DESCRIPTION OF THE TASK:
Every entry needs to be reproduced exactly.
BEGIN PROVIDED MATERIAL
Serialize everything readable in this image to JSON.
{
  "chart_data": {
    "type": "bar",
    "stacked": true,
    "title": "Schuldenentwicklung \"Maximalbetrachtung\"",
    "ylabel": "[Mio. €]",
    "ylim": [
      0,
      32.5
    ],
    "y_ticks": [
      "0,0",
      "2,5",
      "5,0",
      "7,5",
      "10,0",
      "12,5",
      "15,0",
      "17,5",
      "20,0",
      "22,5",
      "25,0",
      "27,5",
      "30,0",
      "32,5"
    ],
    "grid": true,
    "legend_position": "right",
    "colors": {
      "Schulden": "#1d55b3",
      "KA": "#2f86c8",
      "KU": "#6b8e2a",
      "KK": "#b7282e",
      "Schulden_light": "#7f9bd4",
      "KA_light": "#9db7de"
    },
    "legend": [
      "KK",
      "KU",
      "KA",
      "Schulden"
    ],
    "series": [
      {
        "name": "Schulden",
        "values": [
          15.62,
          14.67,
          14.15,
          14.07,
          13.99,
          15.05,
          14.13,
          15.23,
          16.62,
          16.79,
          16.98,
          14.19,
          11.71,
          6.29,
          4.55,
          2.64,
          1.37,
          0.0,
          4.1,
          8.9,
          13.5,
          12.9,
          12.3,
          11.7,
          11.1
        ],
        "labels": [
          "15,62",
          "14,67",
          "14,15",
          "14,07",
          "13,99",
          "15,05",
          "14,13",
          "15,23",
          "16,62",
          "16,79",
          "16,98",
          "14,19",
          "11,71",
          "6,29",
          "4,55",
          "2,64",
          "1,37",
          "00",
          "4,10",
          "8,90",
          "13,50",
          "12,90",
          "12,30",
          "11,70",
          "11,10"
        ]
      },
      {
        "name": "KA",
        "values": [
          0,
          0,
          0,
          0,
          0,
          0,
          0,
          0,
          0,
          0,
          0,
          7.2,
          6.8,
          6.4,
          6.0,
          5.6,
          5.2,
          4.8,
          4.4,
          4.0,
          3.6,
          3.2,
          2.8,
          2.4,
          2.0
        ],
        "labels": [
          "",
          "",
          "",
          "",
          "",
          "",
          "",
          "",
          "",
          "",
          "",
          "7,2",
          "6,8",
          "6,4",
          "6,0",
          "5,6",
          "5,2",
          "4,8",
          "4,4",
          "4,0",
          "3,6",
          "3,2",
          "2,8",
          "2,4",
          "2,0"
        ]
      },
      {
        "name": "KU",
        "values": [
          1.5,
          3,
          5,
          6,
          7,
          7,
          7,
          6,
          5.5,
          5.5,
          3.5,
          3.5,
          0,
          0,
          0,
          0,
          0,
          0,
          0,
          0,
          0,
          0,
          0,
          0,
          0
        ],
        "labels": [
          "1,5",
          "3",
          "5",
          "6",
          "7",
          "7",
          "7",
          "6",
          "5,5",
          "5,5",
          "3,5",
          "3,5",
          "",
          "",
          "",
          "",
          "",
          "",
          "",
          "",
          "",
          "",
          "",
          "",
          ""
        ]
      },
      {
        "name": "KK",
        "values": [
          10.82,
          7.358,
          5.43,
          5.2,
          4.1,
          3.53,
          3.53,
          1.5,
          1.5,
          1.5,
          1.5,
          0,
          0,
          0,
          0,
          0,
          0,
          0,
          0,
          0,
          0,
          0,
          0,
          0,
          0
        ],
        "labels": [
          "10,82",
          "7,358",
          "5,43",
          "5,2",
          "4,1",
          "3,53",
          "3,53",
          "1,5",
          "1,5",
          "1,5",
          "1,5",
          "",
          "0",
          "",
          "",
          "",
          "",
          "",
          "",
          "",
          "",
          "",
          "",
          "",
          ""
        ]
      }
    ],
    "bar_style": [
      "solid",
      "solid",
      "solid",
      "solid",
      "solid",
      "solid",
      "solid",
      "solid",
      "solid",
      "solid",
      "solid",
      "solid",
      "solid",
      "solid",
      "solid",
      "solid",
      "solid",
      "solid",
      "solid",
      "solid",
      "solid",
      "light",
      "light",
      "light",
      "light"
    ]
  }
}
END PROVIDED MATERIAL
SOLUTION TO THIS EXERCISE:
Serialize everything readable in this image to JSON.
{
  "chart_data": {
    "type": "bar",
    "stacked": true,
    "title": "Schuldenentwicklung \"Maximalbetrachtung\"",
    "ylabel": "[Mio. €]",
    "ylim": [
      0,
      32.5
    ],
    "y_ticks": [
      "0,0",
      "2,5",
      "5,0",
      "7,5",
      "10,0",
      "12,5",
      "15,0",
      "17,5",
      "20,0",
      "22,5",
      "25,0",
      "27,5",
      "30,0",
      "32,5"
    ],
    "grid": true,
    "legend_position": "right",
    "colors": {
      "Schulden": "#1d55b3",
      "KA": "#2f86c8",
      "KU": "#6b8e2a",
      "KK": "#b7282e",
      "Schulden_light": "#7f9bd4",
      "KA_light": "#9db7de"
    },
    "legend": [
      "KK",
      "KU",
      "KA",
      "Schulden"
    ],
    "series": [
      {
        "name": "Schulden",
        "values": [
          15.62,
          14.67,
          14.15,
          14.07,
          13.99,
          15.05,
          14.13,
          15.23,
          16.62,
          16.79,
          16.98,
          14.19,
          11.71,
          6.29,
          4.55,
          2.64,
          1.37,
          0.0,
          4.1,
          8.9,
          13.5,
          12.9,
          12.3,
          11.7,
          11.1
        ],
        "labels": [
          "15,62",
          "14,67",
          "14,15",
          "14,07",
          "13,99",
          "15,05",
          "14,13",
          "15,23",
          "16,62",
          "16,79",
          "16,98",
          "14,19",
          "11,71",
          "6,29",
          "4,55",
          "2,64",
          "1,37",
          "00",
          "4,10",
          "8,90",
          "13,50",
          "12,90",
          "12,30",
          "11,70",
          "11,10"
        ]
      },
      {
        "name": "KA",
        "values": [
          0,
          0,
          0,
          0,
          0,
          0,
          0,
          0,
          0,
          0,
          0,
          7.2,
          6.8,
          6.4,
          6.0,
          5.6,
          5.2,
          4.8,
          4.4,
          4.0,
          3.6,
          3.2,
          2.8,
          2.4,
          2.0
        ],
        "labels": [
          "",
          "",
          "",
          "",
          "",
          "",
          "",
          "",
          "",
          "",
          "",
          "7,2",
          "6,8",
          "6,4",
          "6,0",
          "5,6",
          "5,2",
          "4,8",
          "4,4",
          "4,0",
          "3,6",
          "3,2",
          "2,8",
          "2,4",
          "2,0"
        ]
      },
      {
        "name": "KU",
        "values": [
          1.5,
          3,
          5,
          6,
          7,
          7,
          7,
          6,
          5.5,
          5.5,
          3.5,
          3.5,
          0,
          0,
          0,
          0,
          0,
          0,
          0,
          0,
          0,
          0,
          0,
          0,
          0
        ],
        "labels": [
          "1,5",
          "3",
          "5",
          "6",
          "7",
          "7",
          "7",
          "6",
          "5,5",
          "5,5",
          "3,5",
          "3,5",
          "",
          "",
          "",
          "",
          "",
          "",
          "",
          "",
          "",
          "",
          "",
          "",
          ""
        ]
      },
      {
        "name": "KK",
        "values": [
          10.82,
          7.358,
          5.43,
          5.2,
          4.1,
          3.53,
          3.53,
          1.5,
          1.5,
          1.5,
          1.5,
          0,
          0,
          0,
          0,
          0,
          0,
          0,
          0,
          0,
          0,
          0,
          0,
          0,
          0
        ],
        "labels": [
          "10,82",
          "7,358",
          "5,43",
          "5,2",
          "4,1",
          "3,53",
          "3,53",
          "1,5",
          "1,5",
          "1,5",
          "1,5",
          "",
          "0",
          "",
          "",
          "",
          "",
          "",
          "",
          "",
          "",
          "",
          "",
          "",
          ""
        ]
      }
    ],
    "bar_style": [
      "solid",
      "solid",
      "solid",
      "solid",
      "solid",
      "solid",
      "solid",
      "solid",
      "solid",
      "solid",
      "solid",
      "solid",
      "solid",
      "solid",
      "solid",
      "solid",
      "solid",
      "solid",
      "solid",
      "solid",
      "solid",
      "light",
      "light",
      "light",
      "light"
    ]
  }
}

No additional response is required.